Filter out everything except lines holding "this".

---------- Exercise materials ----------

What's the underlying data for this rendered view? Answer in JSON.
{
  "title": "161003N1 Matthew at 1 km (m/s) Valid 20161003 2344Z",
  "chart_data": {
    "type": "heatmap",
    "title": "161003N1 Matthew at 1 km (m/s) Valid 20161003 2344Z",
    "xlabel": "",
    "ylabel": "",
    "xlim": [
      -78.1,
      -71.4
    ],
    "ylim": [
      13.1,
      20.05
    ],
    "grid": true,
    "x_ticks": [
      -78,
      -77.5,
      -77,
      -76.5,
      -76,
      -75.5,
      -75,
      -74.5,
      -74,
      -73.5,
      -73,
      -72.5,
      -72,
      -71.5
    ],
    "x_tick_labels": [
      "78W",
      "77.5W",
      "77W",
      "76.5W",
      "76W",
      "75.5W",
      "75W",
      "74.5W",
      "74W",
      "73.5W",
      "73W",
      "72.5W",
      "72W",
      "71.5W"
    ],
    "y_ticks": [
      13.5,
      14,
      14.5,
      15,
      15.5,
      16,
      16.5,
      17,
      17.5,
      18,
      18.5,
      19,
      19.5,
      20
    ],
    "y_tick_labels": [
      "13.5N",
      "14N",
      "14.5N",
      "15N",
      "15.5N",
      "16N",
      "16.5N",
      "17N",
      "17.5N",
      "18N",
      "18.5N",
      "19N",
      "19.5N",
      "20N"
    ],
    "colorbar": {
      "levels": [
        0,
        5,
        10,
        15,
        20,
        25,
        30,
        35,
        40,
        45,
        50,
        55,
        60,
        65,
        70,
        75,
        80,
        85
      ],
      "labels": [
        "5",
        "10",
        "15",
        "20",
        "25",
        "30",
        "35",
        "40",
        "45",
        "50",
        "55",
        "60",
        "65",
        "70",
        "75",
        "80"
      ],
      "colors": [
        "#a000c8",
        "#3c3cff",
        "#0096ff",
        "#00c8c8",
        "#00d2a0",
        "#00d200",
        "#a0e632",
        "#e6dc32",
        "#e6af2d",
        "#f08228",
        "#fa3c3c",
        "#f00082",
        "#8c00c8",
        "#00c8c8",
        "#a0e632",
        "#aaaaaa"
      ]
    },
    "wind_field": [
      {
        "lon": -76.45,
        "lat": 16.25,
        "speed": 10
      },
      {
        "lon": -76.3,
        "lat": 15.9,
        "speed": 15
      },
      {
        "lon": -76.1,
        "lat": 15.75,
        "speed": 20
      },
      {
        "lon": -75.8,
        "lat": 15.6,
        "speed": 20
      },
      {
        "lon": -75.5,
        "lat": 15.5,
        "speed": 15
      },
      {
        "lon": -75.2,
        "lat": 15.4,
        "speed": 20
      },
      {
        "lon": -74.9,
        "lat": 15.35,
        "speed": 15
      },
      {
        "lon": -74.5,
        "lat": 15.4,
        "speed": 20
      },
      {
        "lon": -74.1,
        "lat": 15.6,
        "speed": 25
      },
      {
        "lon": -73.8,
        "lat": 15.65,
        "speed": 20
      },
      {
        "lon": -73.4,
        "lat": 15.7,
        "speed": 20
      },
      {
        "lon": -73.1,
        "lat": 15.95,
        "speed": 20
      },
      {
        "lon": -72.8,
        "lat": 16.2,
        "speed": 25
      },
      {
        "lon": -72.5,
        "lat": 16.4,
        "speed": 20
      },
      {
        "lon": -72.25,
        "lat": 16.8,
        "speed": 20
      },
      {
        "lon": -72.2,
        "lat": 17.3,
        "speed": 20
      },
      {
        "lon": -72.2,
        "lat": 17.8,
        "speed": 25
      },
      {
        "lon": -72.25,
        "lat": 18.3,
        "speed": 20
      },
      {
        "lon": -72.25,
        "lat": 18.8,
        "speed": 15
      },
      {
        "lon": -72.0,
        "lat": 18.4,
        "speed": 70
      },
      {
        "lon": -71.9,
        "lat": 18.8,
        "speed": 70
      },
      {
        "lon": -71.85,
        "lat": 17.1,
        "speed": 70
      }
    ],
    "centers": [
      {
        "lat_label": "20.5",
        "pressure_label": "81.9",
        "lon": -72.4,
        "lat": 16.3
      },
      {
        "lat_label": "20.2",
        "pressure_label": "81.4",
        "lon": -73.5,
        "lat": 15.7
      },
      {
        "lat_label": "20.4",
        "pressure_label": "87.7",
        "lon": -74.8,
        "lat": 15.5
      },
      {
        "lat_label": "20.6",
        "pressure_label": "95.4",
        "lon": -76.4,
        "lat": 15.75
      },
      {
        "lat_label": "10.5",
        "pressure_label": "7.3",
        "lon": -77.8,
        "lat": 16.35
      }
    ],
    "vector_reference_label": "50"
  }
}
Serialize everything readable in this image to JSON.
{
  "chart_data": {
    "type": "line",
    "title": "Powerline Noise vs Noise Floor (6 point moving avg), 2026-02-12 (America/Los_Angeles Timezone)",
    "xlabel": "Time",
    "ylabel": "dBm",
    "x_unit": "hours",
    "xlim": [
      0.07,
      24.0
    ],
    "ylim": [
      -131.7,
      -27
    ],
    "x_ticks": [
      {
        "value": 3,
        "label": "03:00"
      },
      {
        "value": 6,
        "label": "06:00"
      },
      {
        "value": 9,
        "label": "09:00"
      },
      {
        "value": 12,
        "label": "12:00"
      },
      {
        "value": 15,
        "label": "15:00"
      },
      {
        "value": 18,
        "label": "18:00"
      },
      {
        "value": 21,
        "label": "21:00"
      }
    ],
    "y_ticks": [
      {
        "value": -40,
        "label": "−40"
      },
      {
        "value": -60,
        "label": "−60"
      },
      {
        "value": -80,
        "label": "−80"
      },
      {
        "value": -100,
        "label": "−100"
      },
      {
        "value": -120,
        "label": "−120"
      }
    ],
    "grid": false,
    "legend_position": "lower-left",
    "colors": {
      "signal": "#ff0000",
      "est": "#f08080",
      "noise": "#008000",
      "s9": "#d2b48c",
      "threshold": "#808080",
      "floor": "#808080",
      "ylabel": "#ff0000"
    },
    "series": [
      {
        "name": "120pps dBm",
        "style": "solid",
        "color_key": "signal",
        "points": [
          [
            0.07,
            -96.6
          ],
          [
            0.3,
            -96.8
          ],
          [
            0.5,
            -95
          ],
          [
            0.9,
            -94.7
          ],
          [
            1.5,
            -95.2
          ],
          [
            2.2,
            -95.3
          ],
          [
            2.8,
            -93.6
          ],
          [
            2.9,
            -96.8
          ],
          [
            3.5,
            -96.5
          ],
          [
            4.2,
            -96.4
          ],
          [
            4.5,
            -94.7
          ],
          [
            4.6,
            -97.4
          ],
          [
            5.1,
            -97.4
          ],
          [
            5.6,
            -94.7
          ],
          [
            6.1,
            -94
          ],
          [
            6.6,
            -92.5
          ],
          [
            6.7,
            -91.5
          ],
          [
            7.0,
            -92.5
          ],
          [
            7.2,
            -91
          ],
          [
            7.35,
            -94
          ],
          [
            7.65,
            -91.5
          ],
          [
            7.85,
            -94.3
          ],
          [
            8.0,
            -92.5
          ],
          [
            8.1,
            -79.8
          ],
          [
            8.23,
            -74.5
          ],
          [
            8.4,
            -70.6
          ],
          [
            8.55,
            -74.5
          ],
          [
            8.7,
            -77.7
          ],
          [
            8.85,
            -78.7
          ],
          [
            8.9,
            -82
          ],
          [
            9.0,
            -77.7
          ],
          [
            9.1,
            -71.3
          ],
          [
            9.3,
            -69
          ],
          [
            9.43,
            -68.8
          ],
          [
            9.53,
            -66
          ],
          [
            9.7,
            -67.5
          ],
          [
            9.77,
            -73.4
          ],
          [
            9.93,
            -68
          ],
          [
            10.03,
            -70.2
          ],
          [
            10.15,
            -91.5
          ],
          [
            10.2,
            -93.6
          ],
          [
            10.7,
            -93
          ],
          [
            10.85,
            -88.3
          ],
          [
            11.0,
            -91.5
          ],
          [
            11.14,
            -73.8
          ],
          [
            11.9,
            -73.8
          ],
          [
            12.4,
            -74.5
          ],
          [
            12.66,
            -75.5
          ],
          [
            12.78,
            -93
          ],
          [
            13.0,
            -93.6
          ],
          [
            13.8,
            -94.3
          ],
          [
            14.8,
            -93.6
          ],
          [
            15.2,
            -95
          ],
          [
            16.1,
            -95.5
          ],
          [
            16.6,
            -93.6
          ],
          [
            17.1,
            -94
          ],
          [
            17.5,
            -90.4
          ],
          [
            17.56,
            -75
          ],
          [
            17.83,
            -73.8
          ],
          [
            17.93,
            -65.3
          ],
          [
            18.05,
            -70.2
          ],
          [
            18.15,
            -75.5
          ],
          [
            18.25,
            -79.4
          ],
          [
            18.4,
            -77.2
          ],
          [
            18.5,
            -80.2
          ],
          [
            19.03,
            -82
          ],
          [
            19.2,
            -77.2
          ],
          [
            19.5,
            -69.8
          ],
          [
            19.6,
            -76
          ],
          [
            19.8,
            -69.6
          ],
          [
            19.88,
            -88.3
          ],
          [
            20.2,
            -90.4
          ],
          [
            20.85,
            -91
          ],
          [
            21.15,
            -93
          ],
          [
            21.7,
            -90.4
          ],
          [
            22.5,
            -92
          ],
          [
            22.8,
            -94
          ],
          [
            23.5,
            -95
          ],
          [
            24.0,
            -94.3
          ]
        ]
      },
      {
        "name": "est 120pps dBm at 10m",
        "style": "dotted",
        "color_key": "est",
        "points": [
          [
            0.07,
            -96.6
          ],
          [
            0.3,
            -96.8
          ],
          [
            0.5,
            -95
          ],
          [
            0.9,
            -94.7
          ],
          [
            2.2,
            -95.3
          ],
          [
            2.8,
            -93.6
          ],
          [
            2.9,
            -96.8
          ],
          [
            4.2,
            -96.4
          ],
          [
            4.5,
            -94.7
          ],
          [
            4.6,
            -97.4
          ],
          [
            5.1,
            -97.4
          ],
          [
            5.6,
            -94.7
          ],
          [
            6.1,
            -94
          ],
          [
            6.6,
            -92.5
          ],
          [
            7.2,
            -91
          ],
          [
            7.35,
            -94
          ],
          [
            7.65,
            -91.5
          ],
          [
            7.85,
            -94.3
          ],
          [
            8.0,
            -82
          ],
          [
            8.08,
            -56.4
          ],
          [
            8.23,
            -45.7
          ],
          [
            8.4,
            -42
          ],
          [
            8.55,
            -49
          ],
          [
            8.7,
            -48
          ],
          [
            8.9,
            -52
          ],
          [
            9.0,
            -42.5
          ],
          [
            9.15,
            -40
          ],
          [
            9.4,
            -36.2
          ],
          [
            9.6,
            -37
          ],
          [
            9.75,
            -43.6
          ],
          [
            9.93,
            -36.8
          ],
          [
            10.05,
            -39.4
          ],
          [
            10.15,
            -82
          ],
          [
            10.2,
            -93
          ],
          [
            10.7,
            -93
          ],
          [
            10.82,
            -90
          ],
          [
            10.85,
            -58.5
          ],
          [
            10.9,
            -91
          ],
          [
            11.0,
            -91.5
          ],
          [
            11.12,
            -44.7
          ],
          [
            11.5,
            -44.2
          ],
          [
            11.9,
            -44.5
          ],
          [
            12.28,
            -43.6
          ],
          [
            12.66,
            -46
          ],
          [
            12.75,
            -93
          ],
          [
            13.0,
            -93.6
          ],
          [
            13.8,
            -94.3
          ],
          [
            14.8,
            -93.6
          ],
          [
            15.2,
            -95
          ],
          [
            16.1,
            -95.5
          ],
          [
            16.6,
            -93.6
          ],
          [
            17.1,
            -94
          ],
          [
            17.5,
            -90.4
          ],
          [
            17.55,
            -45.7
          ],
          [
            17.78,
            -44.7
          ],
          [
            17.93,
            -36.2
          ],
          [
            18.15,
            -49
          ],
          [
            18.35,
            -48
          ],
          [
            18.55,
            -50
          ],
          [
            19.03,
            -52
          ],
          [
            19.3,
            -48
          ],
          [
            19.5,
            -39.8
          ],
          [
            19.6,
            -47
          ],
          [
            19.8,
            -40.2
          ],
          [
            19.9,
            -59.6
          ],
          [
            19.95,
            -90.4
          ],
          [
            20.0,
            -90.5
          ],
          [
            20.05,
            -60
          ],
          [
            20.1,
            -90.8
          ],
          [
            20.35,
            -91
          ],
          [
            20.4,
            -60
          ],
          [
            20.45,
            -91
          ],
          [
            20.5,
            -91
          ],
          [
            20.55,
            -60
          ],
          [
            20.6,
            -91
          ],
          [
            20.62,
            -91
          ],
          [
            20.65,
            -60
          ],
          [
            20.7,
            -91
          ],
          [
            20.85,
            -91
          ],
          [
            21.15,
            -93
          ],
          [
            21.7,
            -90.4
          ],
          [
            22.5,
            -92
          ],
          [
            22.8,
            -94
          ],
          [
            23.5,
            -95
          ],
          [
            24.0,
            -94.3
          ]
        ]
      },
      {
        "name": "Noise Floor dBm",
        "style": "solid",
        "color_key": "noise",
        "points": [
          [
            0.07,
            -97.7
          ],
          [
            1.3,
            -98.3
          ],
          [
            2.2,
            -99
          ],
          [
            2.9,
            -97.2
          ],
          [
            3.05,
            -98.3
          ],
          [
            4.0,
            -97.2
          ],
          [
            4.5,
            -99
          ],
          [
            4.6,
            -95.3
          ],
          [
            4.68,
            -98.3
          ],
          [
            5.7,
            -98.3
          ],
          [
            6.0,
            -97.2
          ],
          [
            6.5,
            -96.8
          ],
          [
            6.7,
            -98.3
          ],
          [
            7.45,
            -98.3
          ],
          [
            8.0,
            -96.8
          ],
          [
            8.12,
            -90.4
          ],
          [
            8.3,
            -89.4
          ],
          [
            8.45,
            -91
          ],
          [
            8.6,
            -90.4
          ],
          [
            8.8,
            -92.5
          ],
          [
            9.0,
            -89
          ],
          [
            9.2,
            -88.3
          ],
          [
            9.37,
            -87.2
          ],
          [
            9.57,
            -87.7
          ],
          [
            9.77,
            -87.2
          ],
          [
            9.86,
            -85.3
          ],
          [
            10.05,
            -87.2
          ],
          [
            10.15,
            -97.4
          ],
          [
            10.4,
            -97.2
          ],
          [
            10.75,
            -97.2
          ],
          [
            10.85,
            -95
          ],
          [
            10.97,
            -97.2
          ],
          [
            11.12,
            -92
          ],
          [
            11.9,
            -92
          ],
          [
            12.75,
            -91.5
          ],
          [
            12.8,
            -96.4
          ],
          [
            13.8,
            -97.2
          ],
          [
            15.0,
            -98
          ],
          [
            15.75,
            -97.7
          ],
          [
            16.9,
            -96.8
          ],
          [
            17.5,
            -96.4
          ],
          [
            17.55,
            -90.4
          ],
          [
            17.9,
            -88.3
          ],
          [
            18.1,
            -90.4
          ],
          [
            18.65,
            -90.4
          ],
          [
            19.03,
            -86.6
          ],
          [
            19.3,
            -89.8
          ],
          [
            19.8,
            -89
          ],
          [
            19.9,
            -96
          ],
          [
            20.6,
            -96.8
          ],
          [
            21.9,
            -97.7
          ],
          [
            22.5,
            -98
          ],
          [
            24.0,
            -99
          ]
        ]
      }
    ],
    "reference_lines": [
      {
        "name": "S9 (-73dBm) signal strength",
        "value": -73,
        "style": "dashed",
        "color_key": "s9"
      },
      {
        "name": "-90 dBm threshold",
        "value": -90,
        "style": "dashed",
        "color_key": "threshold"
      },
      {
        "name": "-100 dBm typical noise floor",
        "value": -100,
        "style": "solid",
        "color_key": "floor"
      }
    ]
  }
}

----------

Final result:
What's the underlying data for this rendered view? Answer in JSON.
Serialize everything readable in this image to JSON.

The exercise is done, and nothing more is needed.